Entries from a dataset:
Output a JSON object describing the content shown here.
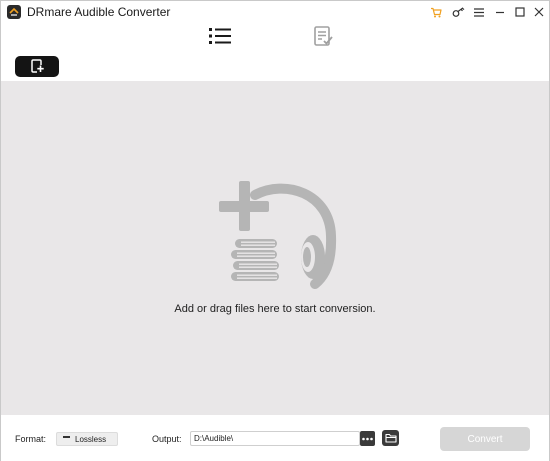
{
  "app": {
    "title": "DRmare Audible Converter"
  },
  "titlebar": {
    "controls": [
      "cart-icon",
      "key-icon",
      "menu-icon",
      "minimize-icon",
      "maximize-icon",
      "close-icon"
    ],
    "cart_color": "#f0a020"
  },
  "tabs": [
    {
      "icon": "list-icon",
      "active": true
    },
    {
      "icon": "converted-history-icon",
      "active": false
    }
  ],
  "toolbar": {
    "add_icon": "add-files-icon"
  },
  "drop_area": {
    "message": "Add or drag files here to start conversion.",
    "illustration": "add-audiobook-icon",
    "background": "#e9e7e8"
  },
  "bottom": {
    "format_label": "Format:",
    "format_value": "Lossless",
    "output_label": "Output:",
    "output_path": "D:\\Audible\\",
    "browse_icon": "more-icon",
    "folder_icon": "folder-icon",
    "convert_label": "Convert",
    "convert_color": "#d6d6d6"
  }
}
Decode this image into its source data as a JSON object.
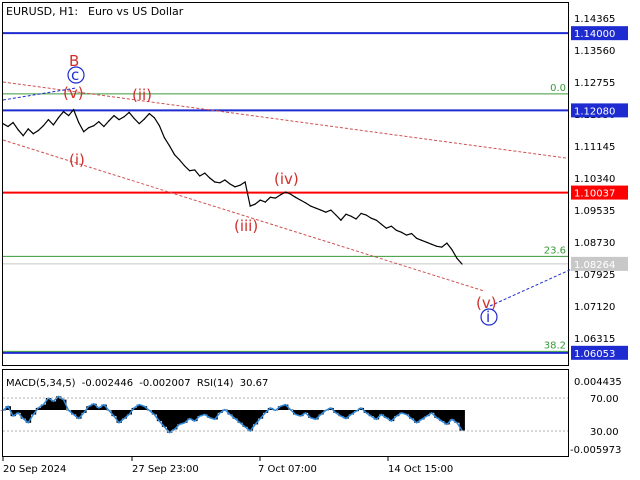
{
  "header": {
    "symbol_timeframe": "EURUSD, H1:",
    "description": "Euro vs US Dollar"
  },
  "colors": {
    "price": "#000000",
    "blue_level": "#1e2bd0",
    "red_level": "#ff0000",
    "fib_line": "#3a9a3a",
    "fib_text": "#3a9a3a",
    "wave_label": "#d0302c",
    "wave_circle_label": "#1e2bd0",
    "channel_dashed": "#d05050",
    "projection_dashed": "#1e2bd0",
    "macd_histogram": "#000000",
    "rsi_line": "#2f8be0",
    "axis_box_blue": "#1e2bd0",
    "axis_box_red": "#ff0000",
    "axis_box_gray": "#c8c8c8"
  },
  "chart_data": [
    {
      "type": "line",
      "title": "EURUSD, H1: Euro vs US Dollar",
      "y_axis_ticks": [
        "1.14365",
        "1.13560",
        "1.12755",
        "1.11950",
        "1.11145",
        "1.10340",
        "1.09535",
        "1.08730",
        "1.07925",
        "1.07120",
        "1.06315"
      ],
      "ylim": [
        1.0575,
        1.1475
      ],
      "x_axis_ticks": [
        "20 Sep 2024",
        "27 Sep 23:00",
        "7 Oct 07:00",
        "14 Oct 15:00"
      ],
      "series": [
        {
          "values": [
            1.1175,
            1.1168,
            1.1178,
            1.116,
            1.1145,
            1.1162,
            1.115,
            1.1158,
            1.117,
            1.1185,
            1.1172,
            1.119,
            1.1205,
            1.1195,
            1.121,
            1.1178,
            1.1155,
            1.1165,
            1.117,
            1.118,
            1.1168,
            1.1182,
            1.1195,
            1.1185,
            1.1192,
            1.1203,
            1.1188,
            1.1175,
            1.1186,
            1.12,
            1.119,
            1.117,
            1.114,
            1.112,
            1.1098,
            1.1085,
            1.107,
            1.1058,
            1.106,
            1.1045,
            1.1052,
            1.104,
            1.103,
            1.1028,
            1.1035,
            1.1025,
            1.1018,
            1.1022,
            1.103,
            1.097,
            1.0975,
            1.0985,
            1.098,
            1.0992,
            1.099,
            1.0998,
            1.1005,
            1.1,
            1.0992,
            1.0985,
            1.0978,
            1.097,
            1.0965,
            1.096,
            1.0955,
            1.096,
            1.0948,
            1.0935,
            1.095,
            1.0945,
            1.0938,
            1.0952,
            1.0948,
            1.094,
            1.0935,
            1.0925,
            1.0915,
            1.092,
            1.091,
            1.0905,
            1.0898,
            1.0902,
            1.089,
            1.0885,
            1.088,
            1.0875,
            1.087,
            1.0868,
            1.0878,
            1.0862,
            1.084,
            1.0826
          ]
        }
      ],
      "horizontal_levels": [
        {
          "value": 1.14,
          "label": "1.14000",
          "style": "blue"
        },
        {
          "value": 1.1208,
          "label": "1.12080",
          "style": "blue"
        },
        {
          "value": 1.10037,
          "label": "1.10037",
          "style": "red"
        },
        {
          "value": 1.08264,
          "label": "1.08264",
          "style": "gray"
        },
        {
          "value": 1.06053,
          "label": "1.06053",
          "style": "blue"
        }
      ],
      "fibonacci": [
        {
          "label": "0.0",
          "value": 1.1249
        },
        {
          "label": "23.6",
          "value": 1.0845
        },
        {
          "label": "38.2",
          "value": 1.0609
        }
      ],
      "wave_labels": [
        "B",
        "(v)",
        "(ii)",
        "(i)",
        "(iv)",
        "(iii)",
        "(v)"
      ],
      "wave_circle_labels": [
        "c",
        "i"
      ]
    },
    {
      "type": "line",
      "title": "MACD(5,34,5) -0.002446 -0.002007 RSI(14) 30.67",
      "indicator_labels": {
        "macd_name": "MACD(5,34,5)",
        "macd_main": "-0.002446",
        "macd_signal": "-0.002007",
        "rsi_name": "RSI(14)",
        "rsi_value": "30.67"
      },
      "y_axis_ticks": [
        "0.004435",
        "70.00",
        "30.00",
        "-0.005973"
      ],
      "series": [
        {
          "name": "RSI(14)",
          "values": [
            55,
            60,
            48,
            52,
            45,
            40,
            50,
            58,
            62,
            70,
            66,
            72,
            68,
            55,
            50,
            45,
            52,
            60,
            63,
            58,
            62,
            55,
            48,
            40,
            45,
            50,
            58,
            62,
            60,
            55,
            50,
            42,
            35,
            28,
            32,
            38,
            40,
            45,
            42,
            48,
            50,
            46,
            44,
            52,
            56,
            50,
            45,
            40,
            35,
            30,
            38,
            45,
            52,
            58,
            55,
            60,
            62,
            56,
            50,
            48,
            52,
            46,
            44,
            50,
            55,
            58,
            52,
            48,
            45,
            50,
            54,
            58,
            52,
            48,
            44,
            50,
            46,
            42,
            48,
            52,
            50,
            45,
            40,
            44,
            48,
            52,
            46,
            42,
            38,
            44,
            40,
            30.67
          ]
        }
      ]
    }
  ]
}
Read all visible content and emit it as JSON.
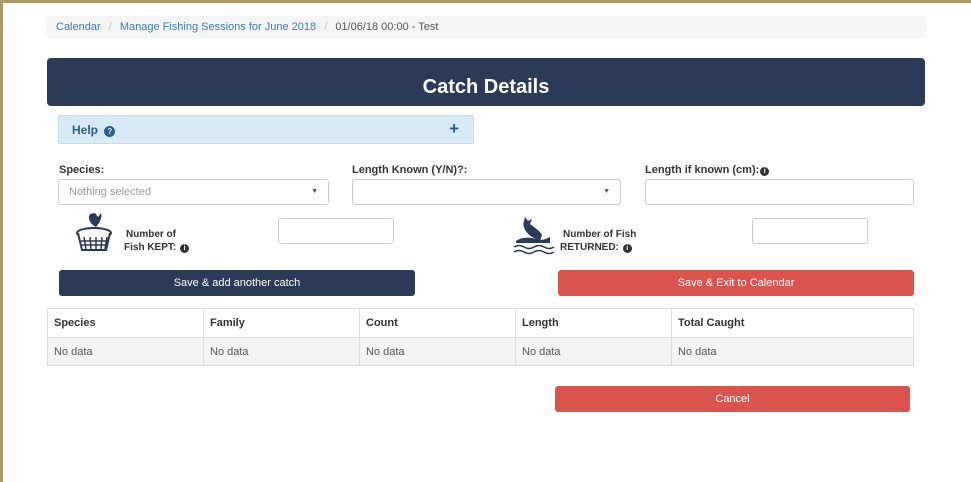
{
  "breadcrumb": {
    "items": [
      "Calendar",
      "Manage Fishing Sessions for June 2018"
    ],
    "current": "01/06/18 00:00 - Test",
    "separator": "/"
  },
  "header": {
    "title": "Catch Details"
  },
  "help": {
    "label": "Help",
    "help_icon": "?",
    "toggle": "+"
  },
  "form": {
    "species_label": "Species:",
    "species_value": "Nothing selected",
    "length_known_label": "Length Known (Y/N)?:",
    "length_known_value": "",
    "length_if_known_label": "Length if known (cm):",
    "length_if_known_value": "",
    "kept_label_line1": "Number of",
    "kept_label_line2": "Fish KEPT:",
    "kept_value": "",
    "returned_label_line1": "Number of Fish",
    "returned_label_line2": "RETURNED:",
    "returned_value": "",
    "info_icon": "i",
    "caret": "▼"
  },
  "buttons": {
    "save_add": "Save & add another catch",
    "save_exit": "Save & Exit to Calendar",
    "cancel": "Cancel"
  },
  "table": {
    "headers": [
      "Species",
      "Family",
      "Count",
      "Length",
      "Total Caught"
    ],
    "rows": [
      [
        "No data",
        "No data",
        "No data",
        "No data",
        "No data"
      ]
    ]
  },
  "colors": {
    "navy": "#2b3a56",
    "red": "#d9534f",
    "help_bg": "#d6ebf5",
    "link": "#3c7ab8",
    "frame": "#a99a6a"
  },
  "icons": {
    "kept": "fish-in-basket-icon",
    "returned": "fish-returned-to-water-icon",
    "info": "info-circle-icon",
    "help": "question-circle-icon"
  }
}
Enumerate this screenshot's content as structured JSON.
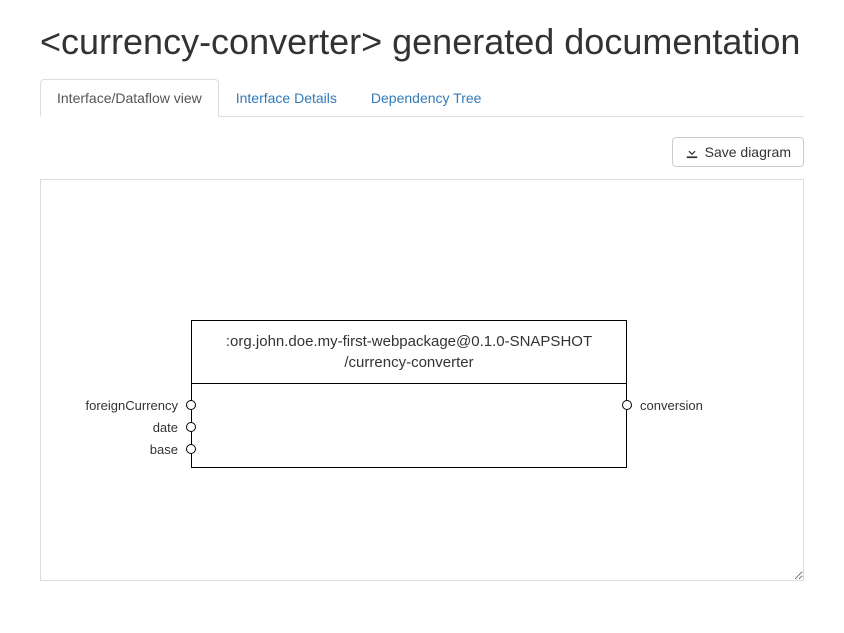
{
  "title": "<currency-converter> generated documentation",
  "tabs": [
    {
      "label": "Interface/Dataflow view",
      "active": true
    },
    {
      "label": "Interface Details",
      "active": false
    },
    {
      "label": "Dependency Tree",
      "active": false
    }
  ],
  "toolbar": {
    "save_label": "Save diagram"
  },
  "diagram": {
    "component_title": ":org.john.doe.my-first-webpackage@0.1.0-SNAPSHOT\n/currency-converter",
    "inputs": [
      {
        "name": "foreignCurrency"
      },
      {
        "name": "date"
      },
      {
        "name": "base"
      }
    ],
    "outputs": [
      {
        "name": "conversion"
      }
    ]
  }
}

WORK INSTRUCTIONS: Which lines hold the word "object"? Copy each of them from the records.

ANSWER:
Output a JSON object describing the content shown here.
Decode this image into its source data as a JSON object.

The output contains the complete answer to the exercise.